-------- Data to use

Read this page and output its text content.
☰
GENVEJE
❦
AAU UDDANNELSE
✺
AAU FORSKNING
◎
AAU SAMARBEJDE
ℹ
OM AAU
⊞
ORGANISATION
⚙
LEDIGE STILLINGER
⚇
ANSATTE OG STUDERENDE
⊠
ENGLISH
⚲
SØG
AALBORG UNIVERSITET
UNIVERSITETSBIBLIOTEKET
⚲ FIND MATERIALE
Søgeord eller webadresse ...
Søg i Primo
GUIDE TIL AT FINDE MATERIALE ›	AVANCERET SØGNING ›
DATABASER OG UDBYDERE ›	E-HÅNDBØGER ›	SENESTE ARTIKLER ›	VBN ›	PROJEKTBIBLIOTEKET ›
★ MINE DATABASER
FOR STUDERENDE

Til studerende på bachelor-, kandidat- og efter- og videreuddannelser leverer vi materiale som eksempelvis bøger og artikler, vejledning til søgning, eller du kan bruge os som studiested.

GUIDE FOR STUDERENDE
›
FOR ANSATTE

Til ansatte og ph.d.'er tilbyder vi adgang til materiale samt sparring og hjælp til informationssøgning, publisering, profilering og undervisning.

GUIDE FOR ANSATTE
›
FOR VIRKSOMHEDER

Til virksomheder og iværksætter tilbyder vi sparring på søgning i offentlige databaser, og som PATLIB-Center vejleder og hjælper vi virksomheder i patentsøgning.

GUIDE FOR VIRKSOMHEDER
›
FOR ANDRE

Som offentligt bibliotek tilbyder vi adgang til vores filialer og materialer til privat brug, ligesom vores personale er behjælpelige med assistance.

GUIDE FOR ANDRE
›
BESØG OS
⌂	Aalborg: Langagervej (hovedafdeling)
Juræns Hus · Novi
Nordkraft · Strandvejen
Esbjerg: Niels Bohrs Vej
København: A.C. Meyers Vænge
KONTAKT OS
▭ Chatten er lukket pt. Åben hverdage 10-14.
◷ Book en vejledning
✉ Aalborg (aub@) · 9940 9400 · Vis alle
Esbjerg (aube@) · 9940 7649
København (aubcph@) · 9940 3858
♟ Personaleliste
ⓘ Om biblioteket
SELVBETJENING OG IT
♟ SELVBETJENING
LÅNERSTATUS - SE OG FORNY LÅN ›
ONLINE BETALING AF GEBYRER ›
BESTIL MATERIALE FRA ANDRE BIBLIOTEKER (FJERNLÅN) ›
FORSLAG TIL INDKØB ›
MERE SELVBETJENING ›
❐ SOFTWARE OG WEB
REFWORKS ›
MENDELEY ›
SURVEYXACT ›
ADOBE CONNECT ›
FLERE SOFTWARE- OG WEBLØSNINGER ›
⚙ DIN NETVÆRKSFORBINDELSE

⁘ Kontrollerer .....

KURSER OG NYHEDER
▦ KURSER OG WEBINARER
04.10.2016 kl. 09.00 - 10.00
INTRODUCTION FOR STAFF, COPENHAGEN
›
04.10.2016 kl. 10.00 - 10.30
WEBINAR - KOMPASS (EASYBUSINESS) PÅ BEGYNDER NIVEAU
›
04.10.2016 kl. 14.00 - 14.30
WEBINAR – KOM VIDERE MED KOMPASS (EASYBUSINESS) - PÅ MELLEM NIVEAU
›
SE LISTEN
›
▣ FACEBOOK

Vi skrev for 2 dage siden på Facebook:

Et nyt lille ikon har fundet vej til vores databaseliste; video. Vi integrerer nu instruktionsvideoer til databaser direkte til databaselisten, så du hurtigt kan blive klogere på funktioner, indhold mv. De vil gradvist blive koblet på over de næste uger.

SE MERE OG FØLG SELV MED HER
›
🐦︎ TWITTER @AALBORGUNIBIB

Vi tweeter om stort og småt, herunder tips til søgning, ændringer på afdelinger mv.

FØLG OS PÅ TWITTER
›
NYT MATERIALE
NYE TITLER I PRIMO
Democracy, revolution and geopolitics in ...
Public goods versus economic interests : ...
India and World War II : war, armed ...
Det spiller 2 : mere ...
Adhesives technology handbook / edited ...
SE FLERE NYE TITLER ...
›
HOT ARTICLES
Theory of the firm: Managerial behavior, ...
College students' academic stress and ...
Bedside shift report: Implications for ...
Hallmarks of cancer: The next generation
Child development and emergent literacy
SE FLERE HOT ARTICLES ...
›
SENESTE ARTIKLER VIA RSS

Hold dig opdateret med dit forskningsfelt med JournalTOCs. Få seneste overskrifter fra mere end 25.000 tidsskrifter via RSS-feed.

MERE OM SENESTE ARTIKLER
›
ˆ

----------------

→ **Do this**
Write out every record shown above, word for word.

→ **Complete response**
Read this page and output its text content.
☰
GENVEJE
❦
AAU UDDANNELSE
✺
AAU FORSKNING
◎
AAU SAMARBEJDE
ℹ
OM AAU
⊞
ORGANISATION
⚙
LEDIGE STILLINGER
⚇
ANSATTE OG STUDERENDE
⊠
ENGLISH
⚲
SØG
AALBORG UNIVERSITET
UNIVERSITETSBIBLIOTEKET
⚲ FIND MATERIALE
Søgeord eller webadresse ...
Søg i Primo
GUIDE TIL AT FINDE MATERIALE ›	AVANCERET SØGNING ›
DATABASER OG UDBYDERE ›	E-HÅNDBØGER ›	SENESTE ARTIKLER ›	VBN ›	PROJEKTBIBLIOTEKET ›
★ MINE DATABASER
FOR STUDERENDE

Til studerende på bachelor-, kandidat- og efter- og videreuddannelser leverer vi materiale som eksempelvis bøger og artikler, vejledning til søgning, eller du kan bruge os som studiested.

GUIDE FOR STUDERENDE
›
FOR ANSATTE

Til ansatte og ph.d.'er tilbyder vi adgang til materiale samt sparring og hjælp til informationssøgning, publisering, profilering og undervisning.

GUIDE FOR ANSATTE
›
FOR VIRKSOMHEDER

Til virksomheder og iværksætter tilbyder vi sparring på søgning i offentlige databaser, og som PATLIB-Center vejleder og hjælper vi virksomheder i patentsøgning.

GUIDE FOR VIRKSOMHEDER
›
FOR ANDRE

Som offentligt bibliotek tilbyder vi adgang til vores filialer og materialer til privat brug, ligesom vores personale er behjælpelige med assistance.

GUIDE FOR ANDRE
›
BESØG OS
⌂	Aalborg: Langagervej (hovedafdeling)
Juræns Hus · Novi
Nordkraft · Strandvejen
Esbjerg: Niels Bohrs Vej
København: A.C. Meyers Vænge
KONTAKT OS
▭ Chatten er lukket pt. Åben hverdage 10-14.
◷ Book en vejledning
✉ Aalborg (aub@) · 9940 9400 · Vis alle
Esbjerg (aube@) · 9940 7649
København (aubcph@) · 9940 3858
♟ Personaleliste
ⓘ Om biblioteket
SELVBETJENING OG IT
♟ SELVBETJENING
LÅNERSTATUS - SE OG FORNY LÅN ›
ONLINE BETALING AF GEBYRER ›
BESTIL MATERIALE FRA ANDRE BIBLIOTEKER (FJERNLÅN) ›
FORSLAG TIL INDKØB ›
MERE SELVBETJENING ›
❐ SOFTWARE OG WEB
REFWORKS ›
MENDELEY ›
SURVEYXACT ›
ADOBE CONNECT ›
FLERE SOFTWARE- OG WEBLØSNINGER ›
⚙ DIN NETVÆRKSFORBINDELSE

⁘ Kontrollerer .....

KURSER OG NYHEDER
▦ KURSER OG WEBINARER
04.10.2016 kl. 09.00 - 10.00
INTRODUCTION FOR STAFF, COPENHAGEN
›
04.10.2016 kl. 10.00 - 10.30
WEBINAR - KOMPASS (EASYBUSINESS) PÅ BEGYNDER NIVEAU
›
04.10.2016 kl. 14.00 - 14.30
WEBINAR – KOM VIDERE MED KOMPASS (EASYBUSINESS) - PÅ MELLEM NIVEAU
›
SE LISTEN
›
▣ FACEBOOK

Vi skrev for 2 dage siden på Facebook:

Et nyt lille ikon har fundet vej til vores databaseliste; video. Vi integrerer nu instruktionsvideoer til databaser direkte til databaselisten, så du hurtigt kan blive klogere på funktioner, indhold mv. De vil gradvist blive koblet på over de næste uger.

SE MERE OG FØLG SELV MED HER
›
🐦︎ TWITTER @AALBORGUNIBIB

Vi tweeter om stort og småt, herunder tips til søgning, ændringer på afdelinger mv.

FØLG OS PÅ TWITTER
›
NYT MATERIALE
NYE TITLER I PRIMO
Democracy, revolution and geopolitics in ...
Public goods versus economic interests : ...
India and World War II : war, armed ...
Det spiller 2 : mere ...
Adhesives technology handbook / edited ...
SE FLERE NYE TITLER ...
›
HOT ARTICLES
Theory of the firm: Managerial behavior, ...
College students' academic stress and ...
Bedside shift report: Implications for ...
Hallmarks of cancer: The next generation
Child development and emergent literacy
SE FLERE HOT ARTICLES ...
›
SENESTE ARTIKLER VIA RSS

Hold dig opdateret med dit forskningsfelt med JournalTOCs. Få seneste overskrifter fra mere end 25.000 tidsskrifter via RSS-feed.

MERE OM SENESTE ARTIKLER
›
ˆ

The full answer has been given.